### SELECTED EXTRACT:
## Begin

# Restaurant atmosphere/vibes analysis

## Introduction

I found some apps, that contain images of restaurants along with a vibe labelled.

`Tripadvisor` only has `business meetings`, `romantic`, and `ideal for groups` vibes. So it is not enough.

After searching a looot of apps, I found the `One Zone` app. Desgined specifically to chose a restaurant by the vibe they evoke. However, the dataset is really small, as they add restaurants manually. They don't use any kind of deep learning method. Maybe we can use it as a test dataset.

Therefore, what I am going to try to do, is to develop a NLP model to classify customer reviews by the restaurant vibe. Then I would label the restaurants images by the vibe obtained with the NLP model.

**(PONER IMAGEN DEL WORKFLOW QUE VOY A SEGUIR)**

## Yelp Dataset

So we'll be working with Yelp dataset. The Yelp Open Dataset is an extensive collection provided by Yelp for academic and research purposes. It offers a rich source of data from Yelp's vast repository of local business reviews and user interactions. It contains:

1. **Businesses:**
Basic information about local businesses, including their name, location (address, city, state, postal code), latitude and longitude, average rating, category (e.g., Restaurants, Shopping, Beauty & Spas), and the number of reviews they have received. This allows for analyses focused on geographical trends, category-based studies, and more.

## End

### DATASET CONTENT:
## Begin

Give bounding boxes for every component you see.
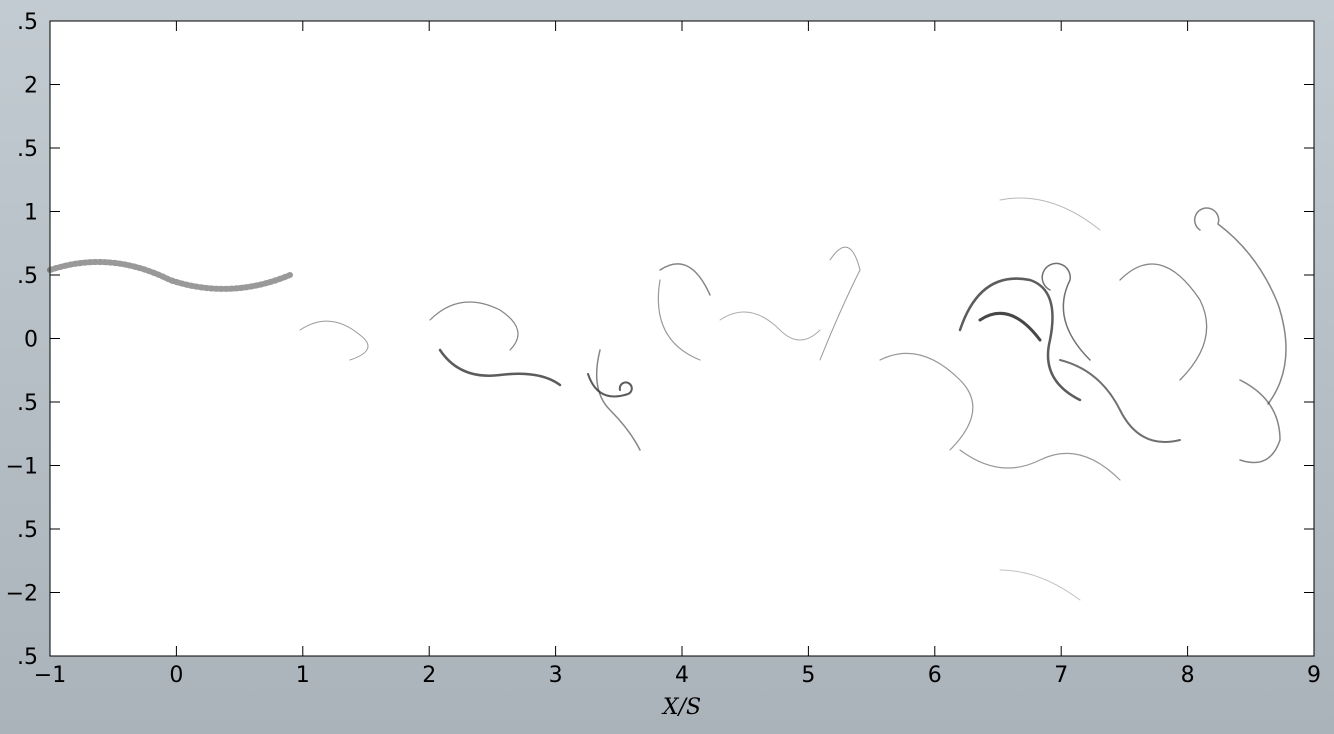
x-tick-label: −1 [34,663,66,688]
y-tick-label: .5 [17,10,38,35]
y-tick-label: −1 [6,455,38,480]
y-tick-label: .5 [17,137,38,162]
x-tick-label: 2 [422,663,436,688]
y-tick-label: .5 [17,391,38,416]
y-tick-label: .5 [17,518,38,543]
x-tick-label: 5 [801,663,815,688]
y-tick-label: 0 [24,328,38,353]
x-tick-label: 7 [1054,663,1068,688]
x-tick-label: 0 [169,663,183,688]
x-tick-label: 8 [1181,663,1195,688]
flow-visualization [47,197,1287,601]
y-tick-label: 2 [24,74,38,99]
x-tick-label: 4 [675,663,689,688]
x-tick-label: 3 [549,663,563,688]
x-tick-label: 6 [928,663,942,688]
y-tick-label: 1 [24,201,38,226]
y-tick-label: −2 [6,582,38,607]
x-axis-label: X/S [661,695,701,720]
plot-area [49,20,1315,657]
y-tick-label: .5 [17,264,38,289]
x-tick-label: 1 [296,663,310,688]
x-tick-label: 9 [1307,663,1321,688]
y-tick-label: .5 [17,645,38,670]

## End

### AIM OF THE TASK:
Reproduce the restaurant vibe write-up, beginning at the words "Therefore, what I" and stopping after "studies, and more.", replacing "NLP model" with "language model" each time it appears. The listing has no connection to the restaurant vibe write-up.

### PROBLEM SOLUTION:
Therefore, what I am going to try to do, is to develop a language model to classify customer reviews by the restaurant vibe. Then I would label the restaurants images by the vibe obtained with the language model.

**(PONER IMAGEN DEL WORKFLOW QUE VOY A SEGUIR)**

## Yelp Dataset

So we'll be working with Yelp dataset. The Yelp Open Dataset is an extensive collection provided by Yelp for academic and research purposes. It offers a rich source of data from Yelp's vast repository of local business reviews and user interactions. It contains:

1. **Businesses:**
Basic information about local businesses, including their name, location (address, city, state, postal code), latitude and longitude, average rating, category (e.g., Restaurants, Shopping, Beauty & Spas), and the number of reviews they have received. This allows for analyses focused on geographical trends, category-based studies, and more.